▶ _GOAL OF THE EXERCISE_
Work out how many lines include "causar" and answer with that number only.

**********

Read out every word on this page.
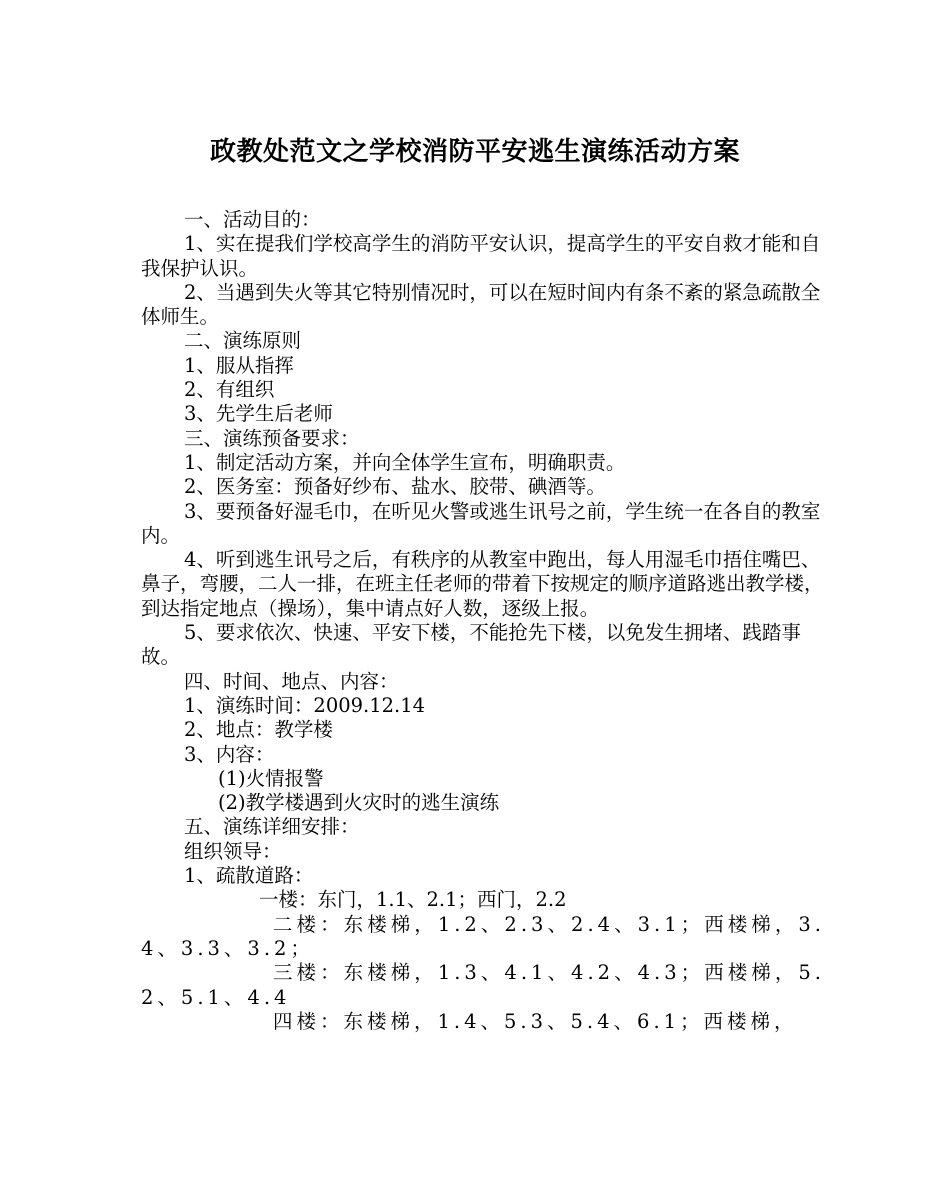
政教处范文之学校消防平安逃生演练活动方案

一、活动目的：

1、实在提我们学校高学生的消防平安认识，提高学生的平安自救才能和自我保护认识。

2、当遇到失火等其它特别情况时，可以在短时间内有条不紊的紧急疏散全体师生。

二、演练原则

1、服从指挥

2、有组织

3、先学生后老师

三、演练预备要求：

1、制定活动方案，并向全体学生宣布，明确职责。

2、医务室：预备好纱布、盐水、胶带、碘酒等。

3、要预备好湿毛巾，在听见火警或逃生讯号之前，学生统一在各自的教室内。

4、听到逃生讯号之后，有秩序的从教室中跑出，每人用湿毛巾捂住嘴巴、鼻子，弯腰，二人一排，在班主任老师的带着下按规定的顺序道路逃出教学楼，到达指定地点（操场），集中请点好人数，逐级上报。

5、要求依次、快速、平安下楼，不能抢先下楼，以免发生拥堵、践踏事故。

四、时间、地点、内容：

1、演练时间：2009.12.14

2、地点：教学楼

3、内容：

(1)火情报警

(2)教学楼遇到火灾时的逃生演练

五、演练详细安排：

组织领导：

1、疏散道路：

一楼：东门，1.1、2.1；西门，2.2

二楼：东楼梯，1.2、2.3、2.4、3.1；西楼梯，3.4、3.3、3.2；

三楼：东楼梯，1.3、4.1、4.2、4.3；西楼梯，5.2、5.1、4.4

四楼：东楼梯，1.4、5.3、5.4、6.1；西楼梯，
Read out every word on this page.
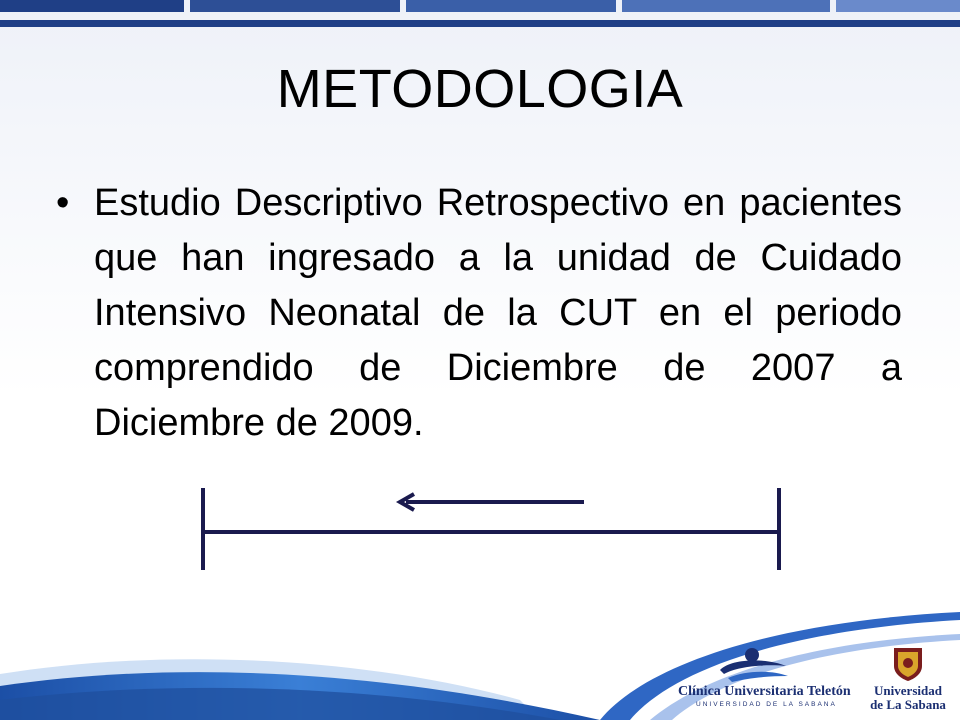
METODOLOGIA
• Estudio Descriptivo Retrospectivo en pacientes que han ingresado a la unidad de Cuidado Intensivo Neonatal de la CUT en el periodo comprendido de Diciembre de 2007 a Diciembre de 2009.
Clínica Universitaria Teletón
UNIVERSIDAD DE LA SABANA
Universidad
de La Sabana
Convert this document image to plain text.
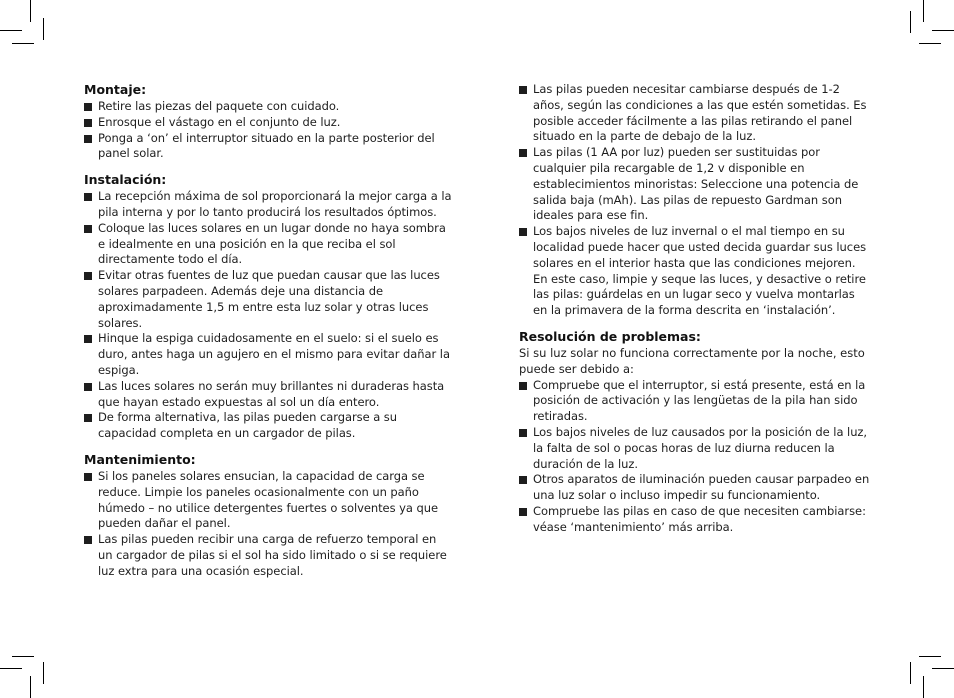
Montaje:
Retire las piezas del paquete con cuidado.
Enrosque el vástago en el conjunto de luz.
Ponga a ‘on’ el interruptor situado en la parte posterior del panel solar.
Instalación:
La recepción máxima de sol proporcionará la mejor carga a la pila interna y por lo tanto producirá los resultados óptimos.
Coloque las luces solares en un lugar donde no haya sombra e idealmente en una posición en la que reciba el sol directamente todo el día.
Evitar otras fuentes de luz que puedan causar que las luces solares parpadeen. Además deje una distancia de aproximadamente 1,5 m entre esta luz solar y otras luces solares.
Hinque la espiga cuidadosamente en el suelo: si el suelo es duro, antes haga un agujero en el mismo para evitar dañar la espiga.
Las luces solares no serán muy brillantes ni duraderas hasta que hayan estado expuestas al sol un día entero.
De forma alternativa, las pilas pueden cargarse a su capacidad completa en un cargador de pilas.
Mantenimiento:
Si los paneles solares ensucian, la capacidad de carga se reduce. Limpie los paneles ocasionalmente con un paño húmedo – no utilice detergentes fuertes o solventes ya que pueden dañar el panel.
Las pilas pueden recibir una carga de refuerzo temporal en un cargador de pilas si el sol ha sido limitado o si se requiere luz extra para una ocasión especial.
Las pilas pueden necesitar cambiarse después de 1-2 años, según las condiciones a las que estén sometidas. Es posible acceder fácilmente a las pilas retirando el panel situado en la parte de debajo de la luz.
Las pilas (1 AA por luz) pueden ser sustituidas por cualquier pila recargable de 1,2 v disponible en establecimientos minoristas: Seleccione una potencia de salida baja (mAh). Las pilas de repuesto Gardman son ideales para ese fin.
Los bajos niveles de luz invernal o el mal tiempo en su localidad puede hacer que usted decida guardar sus luces solares en el interior hasta que las condiciones mejoren. En este caso, limpie y seque las luces, y desactive o retire las pilas: guárdelas en un lugar seco y vuelva montarlas en la primavera de la forma descrita en ‘instalación’.
Resolución de problemas:

Si su luz solar no funciona correctamente por la noche, esto puede ser debido a:

Compruebe que el interruptor, si está presente, está en la posición de activación y las lengüetas de la pila han sido retiradas.
Los bajos niveles de luz causados por la posición de la luz, la falta de sol o pocas horas de luz diurna reducen la duración de la luz.
Otros aparatos de iluminación pueden causar parpadeo en una luz solar o incluso impedir su funcionamiento.
Compruebe las pilas en caso de que necesiten cambiarse: véase ‘mantenimiento’ más arriba.
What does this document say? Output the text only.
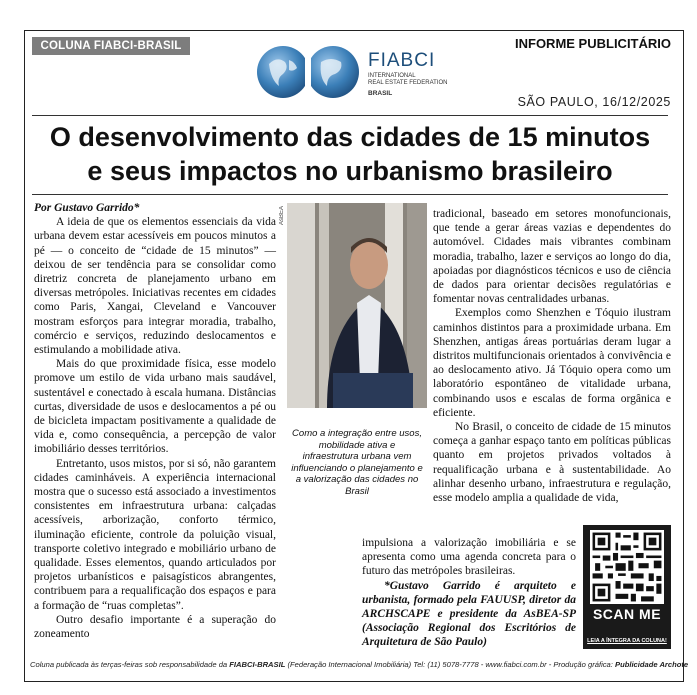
COLUNA FIABCI-BRASIL	INFORME PUBLICITÁRIO
FIABCI
INTERNATIONAL
REAL ESTATE FEDERATION
BRASIL
SÃO PAULO, 16/12/2025
O desenvolvimento das cidades de 15 minutos
e seus impactos no urbanismo brasileiro

Por Gustavo Garrido*

A ideia de que os elementos essenciais da vida urbana devem estar acessíveis em poucos minutos a pé — o conceito de “cidade de 15 minutos” — deixou de ser tendência para se consolidar como diretriz concreta de planejamento urbano em diversas metrópoles. Iniciativas recentes em cidades como Paris, Xangai, Cleveland e Vancouver mostram esforços para integrar moradia, trabalho, comércio e serviços, reduzindo deslocamentos e estimulando a mobilidade ativa.

Mais do que proximidade física, esse modelo promove um estilo de vida urbano mais saudável, sustentável e conectado à escala humana. Distâncias curtas, diversidade de usos e deslocamentos a pé ou de bicicleta impactam positivamente a qualidade de vida e, como consequência, a percepção de valor imobiliário desses territórios.

Entretanto, usos mistos, por si só, não garantem cidades caminháveis. A experiência internacional mostra que o sucesso está associado a investimentos consistentes em infraestrutura urbana: calçadas acessíveis, arborização, conforto térmico, iluminação eficiente, controle da poluição visual, transporte coletivo integrado e mobiliário urbano de qualidade. Esses elementos, quando articulados por projetos urbanísticos e paisagísticos abrangentes, contribuem para a requalificação dos espaços e para a formação de “ruas completas”.

Outro desafio importante é a superação do zoneamento

AsBEA
Como a integração entre usos, mobilidade ativa e infraestrutura urbana vem influenciando o planejamento e a valorização das cidades no Brasil

tradicional, baseado em setores monofuncionais, que tende a gerar áreas vazias e dependentes do automóvel. Cidades mais vibrantes combinam moradia, trabalho, lazer e serviços ao longo do dia, apoiadas por diagnósticos técnicos e uso de ciência de dados para orientar decisões regulatórias e fomentar novas centralidades urbanas.

Exemplos como Shenzhen e Tóquio ilustram caminhos distintos para a proximidade urbana. Em Shenzhen, antigas áreas portuárias deram lugar a distritos multifuncionais orientados à convivência e ao deslocamento ativo. Já Tóquio opera como um laboratório espontâneo de vitalidade urbana, combinando usos e escalas de forma orgânica e eficiente.

No Brasil, o conceito de cidade de 15 minutos começa a ganhar espaço tanto em políticas públicas quanto em projetos privados voltados à requalificação urbana e à sustentabilidade. Ao alinhar desenho urbano, infraestrutura e regulação, esse modelo amplia a qualidade de vida,

impulsiona a valorização imobiliária e se apresenta como uma agenda concreta para o futuro das metrópoles brasileiras.

*Gustavo Garrido é arquiteto e urbanista, formado pela FAUUSP, diretor da ARCHSCAPE e presidente da AsBEA-SP (Associação Regional dos Escritórios de Arquitetura de São Paulo)

SCAN ME
LEIA A ÍNTEGRA DA COLUNA!
Coluna publicada às terças-feiras sob responsabilidade da FIABCI-BRASIL (Federação Internacional Imobiliária) Tel: (11) 5078-7778 - www.fiabci.com.br - Produção gráfica: Publicidade Archote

**********

▶ _TASK RESPONSE_
2